◆ **What is asked**:
Copy the listing verbatim, excluding any images found in it.

Dataset items

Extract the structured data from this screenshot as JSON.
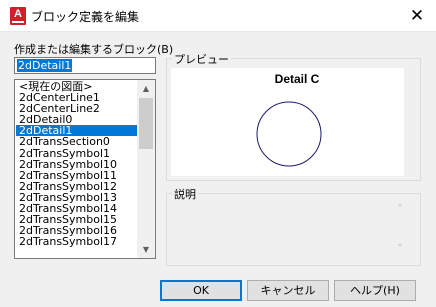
{
  "window": {
    "title": "ブロック定義を編集",
    "app_icon_letter": "A",
    "close_glyph": "✕"
  },
  "name_field": {
    "label": "作成または編集するブロック(B)",
    "value": "2dDetail1"
  },
  "block_list": {
    "items": [
      "<現在の図面>",
      "2dCenterLine1",
      "2dCenterLine2",
      "2dDetail0",
      "2dDetail1",
      "2dTransSection0",
      "2dTransSymbol1",
      "2dTransSymbol10",
      "2dTransSymbol11",
      "2dTransSymbol12",
      "2dTransSymbol13",
      "2dTransSymbol14",
      "2dTransSymbol15",
      "2dTransSymbol16",
      "2dTransSymbol17"
    ],
    "selected_index": 4,
    "scroll_up_glyph": "▲",
    "scroll_down_glyph": "▼"
  },
  "preview": {
    "group_title": "プレビュー",
    "block_label": "Detail C",
    "circle_color": "#1a1a6e"
  },
  "description": {
    "group_title": "説明",
    "text": "",
    "scroll_up_glyph": "⌃",
    "scroll_down_glyph": "⌄"
  },
  "buttons": {
    "ok": "OK",
    "cancel": "キャンセル",
    "help": "ヘルプ(H)"
  },
  "colors": {
    "accent": "#0078d7",
    "app_icon": "#d21f2b"
  }
}
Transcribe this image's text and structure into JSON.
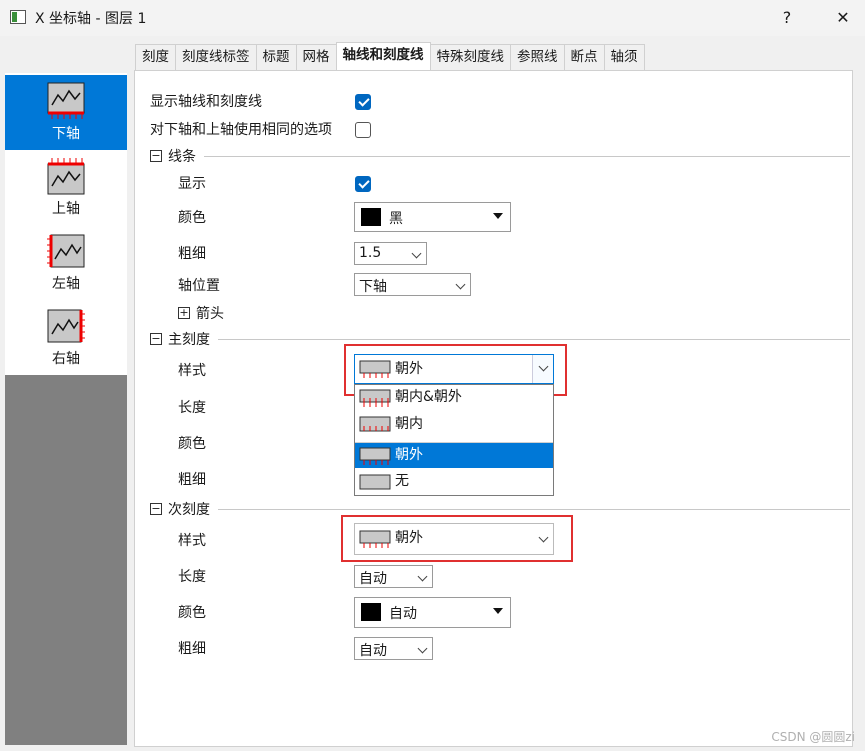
{
  "window": {
    "title": "X 坐标轴 - 图层 1",
    "help": "?",
    "close": "✕"
  },
  "tabs": [
    "刻度",
    "刻度线标签",
    "标题",
    "网格",
    "轴线和刻度线",
    "特殊刻度线",
    "参照线",
    "断点",
    "轴须"
  ],
  "active_tab": "轴线和刻度线",
  "sidebar": {
    "items": [
      "下轴",
      "上轴",
      "左轴",
      "右轴"
    ],
    "selected": "下轴"
  },
  "options": {
    "show_axis_label": "显示轴线和刻度线",
    "same_options_label": "对下轴和上轴使用相同的选项"
  },
  "line": {
    "header": "线条",
    "show_label": "显示",
    "color_label": "颜色",
    "color_value": "黑",
    "width_label": "粗细",
    "width_value": "1.5",
    "position_label": "轴位置",
    "position_value": "下轴",
    "arrow_label": "箭头"
  },
  "major": {
    "header": "主刻度",
    "style_label": "样式",
    "style_value": "朝外",
    "length_label": "长度",
    "color_label": "颜色",
    "width_label": "粗细",
    "dropdown_options": [
      "朝内&朝外",
      "朝内",
      "朝外",
      "无"
    ],
    "dropdown_selected": "朝外"
  },
  "minor": {
    "header": "次刻度",
    "style_label": "样式",
    "style_value": "朝外",
    "length_label": "长度",
    "length_value": "自动",
    "color_label": "颜色",
    "color_value": "自动",
    "width_label": "粗细",
    "width_value": "自动"
  },
  "colors": {
    "accent": "#0078d7",
    "highlight_box": "#e03030",
    "sidebar_gray": "#808080"
  },
  "watermark": "CSDN @圆圆zi"
}
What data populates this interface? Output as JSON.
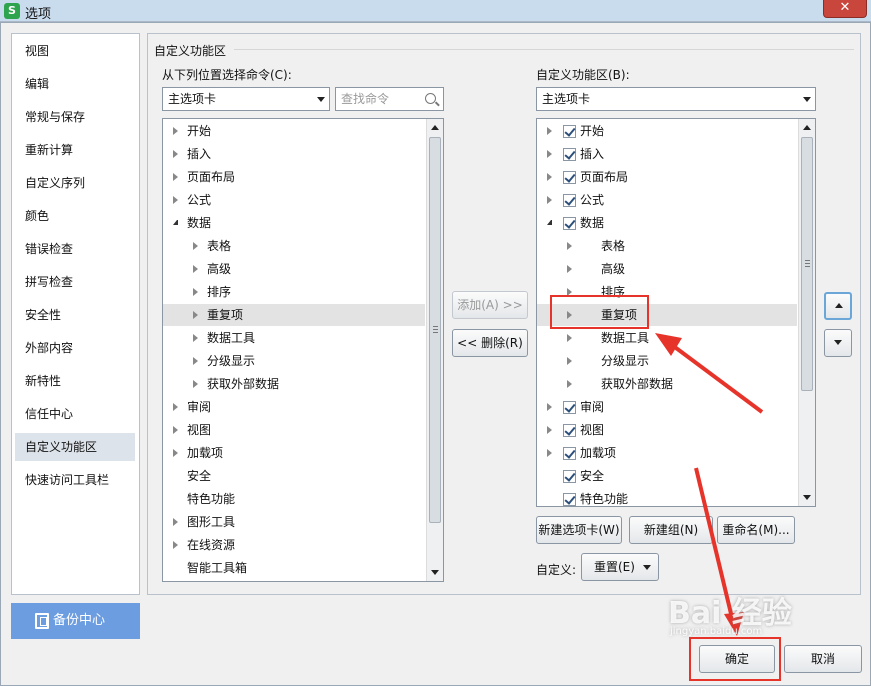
{
  "window": {
    "title": "选项",
    "app_icon": "S",
    "close": "✕"
  },
  "sidebar": {
    "items": [
      {
        "label": "视图"
      },
      {
        "label": "编辑"
      },
      {
        "label": "常规与保存"
      },
      {
        "label": "重新计算"
      },
      {
        "label": "自定义序列"
      },
      {
        "label": "颜色"
      },
      {
        "label": "错误检查"
      },
      {
        "label": "拼写检查"
      },
      {
        "label": "安全性"
      },
      {
        "label": "外部内容"
      },
      {
        "label": "新特性"
      },
      {
        "label": "信任中心"
      },
      {
        "label": "自定义功能区"
      },
      {
        "label": "快速访问工具栏"
      }
    ],
    "active_index": 12,
    "backup_label": "备份中心"
  },
  "main": {
    "group_title": "自定义功能区",
    "left": {
      "label": "从下列位置选择命令(C):",
      "select_value": "主选项卡",
      "search_placeholder": "查找命令",
      "tree": [
        {
          "label": "开始",
          "level": 0,
          "arrow": "closed"
        },
        {
          "label": "插入",
          "level": 0,
          "arrow": "closed"
        },
        {
          "label": "页面布局",
          "level": 0,
          "arrow": "closed"
        },
        {
          "label": "公式",
          "level": 0,
          "arrow": "closed"
        },
        {
          "label": "数据",
          "level": 0,
          "arrow": "open"
        },
        {
          "label": "表格",
          "level": 1,
          "arrow": "closed"
        },
        {
          "label": "高级",
          "level": 1,
          "arrow": "closed"
        },
        {
          "label": "排序",
          "level": 1,
          "arrow": "closed"
        },
        {
          "label": "重复项",
          "level": 1,
          "arrow": "closed",
          "selected": true
        },
        {
          "label": "数据工具",
          "level": 1,
          "arrow": "closed"
        },
        {
          "label": "分级显示",
          "level": 1,
          "arrow": "closed"
        },
        {
          "label": "获取外部数据",
          "level": 1,
          "arrow": "closed"
        },
        {
          "label": "审阅",
          "level": 0,
          "arrow": "closed"
        },
        {
          "label": "视图",
          "level": 0,
          "arrow": "closed"
        },
        {
          "label": "加载项",
          "level": 0,
          "arrow": "closed"
        },
        {
          "label": "安全",
          "level": 0,
          "arrow": "none"
        },
        {
          "label": "特色功能",
          "level": 0,
          "arrow": "none"
        },
        {
          "label": "图形工具",
          "level": 0,
          "arrow": "closed"
        },
        {
          "label": "在线资源",
          "level": 0,
          "arrow": "closed"
        },
        {
          "label": "智能工具箱",
          "level": 0,
          "arrow": "none"
        }
      ]
    },
    "middle": {
      "add_label": "添加(A) >>",
      "remove_label": "<< 删除(R)"
    },
    "right": {
      "label": "自定义功能区(B):",
      "select_value": "主选项卡",
      "tree": [
        {
          "label": "开始",
          "level": 0,
          "arrow": "closed",
          "checked": true
        },
        {
          "label": "插入",
          "level": 0,
          "arrow": "closed",
          "checked": true
        },
        {
          "label": "页面布局",
          "level": 0,
          "arrow": "closed",
          "checked": true
        },
        {
          "label": "公式",
          "level": 0,
          "arrow": "closed",
          "checked": true
        },
        {
          "label": "数据",
          "level": 0,
          "arrow": "open",
          "checked": true
        },
        {
          "label": "表格",
          "level": 1,
          "arrow": "closed"
        },
        {
          "label": "高级",
          "level": 1,
          "arrow": "closed"
        },
        {
          "label": "排序",
          "level": 1,
          "arrow": "closed"
        },
        {
          "label": "重复项",
          "level": 1,
          "arrow": "closed",
          "selected": true
        },
        {
          "label": "数据工具",
          "level": 1,
          "arrow": "closed"
        },
        {
          "label": "分级显示",
          "level": 1,
          "arrow": "closed"
        },
        {
          "label": "获取外部数据",
          "level": 1,
          "arrow": "closed"
        },
        {
          "label": "审阅",
          "level": 0,
          "arrow": "closed",
          "checked": true
        },
        {
          "label": "视图",
          "level": 0,
          "arrow": "closed",
          "checked": true
        },
        {
          "label": "加载项",
          "level": 0,
          "arrow": "closed",
          "checked": true
        },
        {
          "label": "安全",
          "level": 0,
          "arrow": "none",
          "checked": true
        },
        {
          "label": "特色功能",
          "level": 0,
          "arrow": "none",
          "checked": true
        }
      ],
      "new_tab_label": "新建选项卡(W)",
      "new_group_label": "新建组(N)",
      "rename_label": "重命名(M)...",
      "custom_label": "自定义:",
      "reset_label": "重置(E)"
    }
  },
  "footer": {
    "ok_label": "确定",
    "cancel_label": "取消"
  },
  "watermark": {
    "text": "Bai 经验",
    "sub": "jingyan.baidu.com"
  },
  "colors": {
    "annotation": "#e6342b",
    "backup_bg": "#6c9de0"
  }
}
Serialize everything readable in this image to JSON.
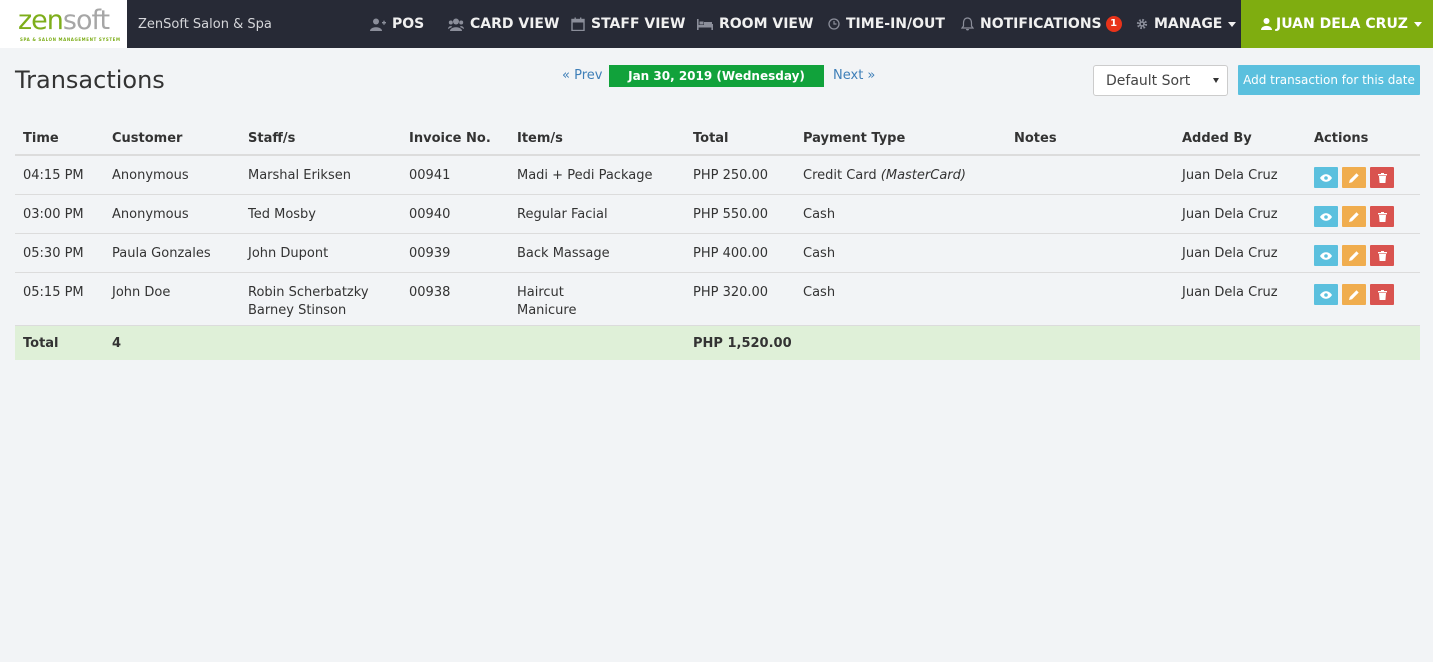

◆ **Finished exercise**:
Extract the structured data from this screenshot as JSON.
{
  "window": {
    "title": "ブロック定義を編集",
    "app_icon_letter": "A",
    "close_glyph": "✕"
  },
  "name_field": {
    "label": "作成または編集するブロック(B)",
    "value": "2dDetail1"
  },
  "block_list": {
    "items": [
      "<現在の図面>",
      "2dCenterLine1",
      "2dCenterLine2",
      "2dDetail0",
      "2dDetail1",
      "2dTransSection0",
      "2dTransSymbol1",
      "2dTransSymbol10",
      "2dTransSymbol11",
      "2dTransSymbol12",
      "2dTransSymbol13",
      "2dTransSymbol14",
      "2dTransSymbol15",
      "2dTransSymbol16",
      "2dTransSymbol17"
    ],
    "selected_index": 4,
    "scroll_up_glyph": "▲",
    "scroll_down_glyph": "▼"
  },
  "preview": {
    "group_title": "プレビュー",
    "block_label": "Detail C",
    "circle_color": "#1a1a6e"
  },
  "description": {
    "group_title": "説明",
    "text": "",
    "scroll_up_glyph": "⌃",
    "scroll_down_glyph": "⌄"
  },
  "buttons": {
    "ok": "OK",
    "cancel": "キャンセル",
    "help": "ヘルプ(H)"
  },
  "colors": {
    "accent": "#0078d7",
    "app_icon": "#d21f2b"
  }
}
Transcribe this image's text and structure into JSON.
{
  "window": {
    "title": "X 坐标轴 - 图层 1",
    "help": "?",
    "close": "✕"
  },
  "tabs": [
    "刻度",
    "刻度线标签",
    "标题",
    "网格",
    "轴线和刻度线",
    "特殊刻度线",
    "参照线",
    "断点",
    "轴须"
  ],
  "active_tab": "轴线和刻度线",
  "sidebar": {
    "items": [
      "下轴",
      "上轴",
      "左轴",
      "右轴"
    ],
    "selected": "下轴"
  },
  "options": {
    "show_axis_label": "显示轴线和刻度线",
    "same_options_label": "对下轴和上轴使用相同的选项"
  },
  "line": {
    "header": "线条",
    "show_label": "显示",
    "color_label": "颜色",
    "color_value": "黑",
    "width_label": "粗细",
    "width_value": "1.5",
    "position_label": "轴位置",
    "position_value": "下轴",
    "arrow_label": "箭头"
  },
  "major": {
    "header": "主刻度",
    "style_label": "样式",
    "style_value": "朝外",
    "length_label": "长度",
    "color_label": "颜色",
    "width_label": "粗细",
    "dropdown_options": [
      "朝内&朝外",
      "朝内",
      "朝外",
      "无"
    ],
    "dropdown_selected": "朝外"
  },
  "minor": {
    "header": "次刻度",
    "style_label": "样式",
    "style_value": "朝外",
    "length_label": "长度",
    "length_value": "自动",
    "color_label": "颜色",
    "color_value": "自动",
    "width_label": "粗细",
    "width_value": "自动"
  },
  "colors": {
    "accent": "#0078d7",
    "highlight_box": "#e03030",
    "sidebar_gray": "#808080"
  },
  "watermark": "CSDN @圆圆zi"
}
What data populates this interface? Output as JSON.
{
  "window": {
    "title": "选项",
    "app_icon": "S",
    "close": "✕"
  },
  "sidebar": {
    "items": [
      {
        "label": "视图"
      },
      {
        "label": "编辑"
      },
      {
        "label": "常规与保存"
      },
      {
        "label": "重新计算"
      },
      {
        "label": "自定义序列"
      },
      {
        "label": "颜色"
      },
      {
        "label": "错误检查"
      },
      {
        "label": "拼写检查"
      },
      {
        "label": "安全性"
      },
      {
        "label": "外部内容"
      },
      {
        "label": "新特性"
      },
      {
        "label": "信任中心"
      },
      {
        "label": "自定义功能区"
      },
      {
        "label": "快速访问工具栏"
      }
    ],
    "active_index": 12,
    "backup_label": "备份中心"
  },
  "main": {
    "group_title": "自定义功能区",
    "left": {
      "label": "从下列位置选择命令(C):",
      "select_value": "主选项卡",
      "search_placeholder": "查找命令",
      "tree": [
        {
          "label": "开始",
          "level": 0,
          "arrow": "closed"
        },
        {
          "label": "插入",
          "level": 0,
          "arrow": "closed"
        },
        {
          "label": "页面布局",
          "level": 0,
          "arrow": "closed"
        },
        {
          "label": "公式",
          "level": 0,
          "arrow": "closed"
        },
        {
          "label": "数据",
          "level": 0,
          "arrow": "open"
        },
        {
          "label": "表格",
          "level": 1,
          "arrow": "closed"
        },
        {
          "label": "高级",
          "level": 1,
          "arrow": "closed"
        },
        {
          "label": "排序",
          "level": 1,
          "arrow": "closed"
        },
        {
          "label": "重复项",
          "level": 1,
          "arrow": "closed",
          "selected": true
        },
        {
          "label": "数据工具",
          "level": 1,
          "arrow": "closed"
        },
        {
          "label": "分级显示",
          "level": 1,
          "arrow": "closed"
        },
        {
          "label": "获取外部数据",
          "level": 1,
          "arrow": "closed"
        },
        {
          "label": "审阅",
          "level": 0,
          "arrow": "closed"
        },
        {
          "label": "视图",
          "level": 0,
          "arrow": "closed"
        },
        {
          "label": "加载项",
          "level": 0,
          "arrow": "closed"
        },
        {
          "label": "安全",
          "level": 0,
          "arrow": "none"
        },
        {
          "label": "特色功能",
          "level": 0,
          "arrow": "none"
        },
        {
          "label": "图形工具",
          "level": 0,
          "arrow": "closed"
        },
        {
          "label": "在线资源",
          "level": 0,
          "arrow": "closed"
        },
        {
          "label": "智能工具箱",
          "level": 0,
          "arrow": "none"
        }
      ]
    },
    "middle": {
      "add_label": "添加(A) >>",
      "remove_label": "<< 删除(R)"
    },
    "right": {
      "label": "自定义功能区(B):",
      "select_value": "主选项卡",
      "tree": [
        {
          "label": "开始",
          "level": 0,
          "arrow": "closed",
          "checked": true
        },
        {
          "label": "插入",
          "level": 0,
          "arrow": "closed",
          "checked": true
        },
        {
          "label": "页面布局",
          "level": 0,
          "arrow": "closed",
          "checked": true
        },
        {
          "label": "公式",
          "level": 0,
          "arrow": "closed",
          "checked": true
        },
        {
          "label": "数据",
          "level": 0,
          "arrow": "open",
          "checked": true
        },
        {
          "label": "表格",
          "level": 1,
          "arrow": "closed"
        },
        {
          "label": "高级",
          "level": 1,
          "arrow": "closed"
        },
        {
          "label": "排序",
          "level": 1,
          "arrow": "closed"
        },
        {
          "label": "重复项",
          "level": 1,
          "arrow": "closed",
          "selected": true
        },
        {
          "label": "数据工具",
          "level": 1,
          "arrow": "closed"
        },
        {
          "label": "分级显示",
          "level": 1,
          "arrow": "closed"
        },
        {
          "label": "获取外部数据",
          "level": 1,
          "arrow": "closed"
        },
        {
          "label": "审阅",
          "level": 0,
          "arrow": "closed",
          "checked": true
        },
        {
          "label": "视图",
          "level": 0,
          "arrow": "closed",
          "checked": true
        },
        {
          "label": "加载项",
          "level": 0,
          "arrow": "closed",
          "checked": true
        },
        {
          "label": "安全",
          "level": 0,
          "arrow": "none",
          "checked": true
        },
        {
          "label": "特色功能",
          "level": 0,
          "arrow": "none",
          "checked": true
        }
      ],
      "new_tab_label": "新建选项卡(W)",
      "new_group_label": "新建组(N)",
      "rename_label": "重命名(M)...",
      "custom_label": "自定义:",
      "reset_label": "重置(E)"
    }
  },
  "footer": {
    "ok_label": "确定",
    "cancel_label": "取消"
  },
  "watermark": {
    "text": "Bai 经验",
    "sub": "jingyan.baidu.com"
  },
  "colors": {
    "annotation": "#e6342b",
    "backup_bg": "#6c9de0"
  }
}
Serialize everything readable in this image to JSON.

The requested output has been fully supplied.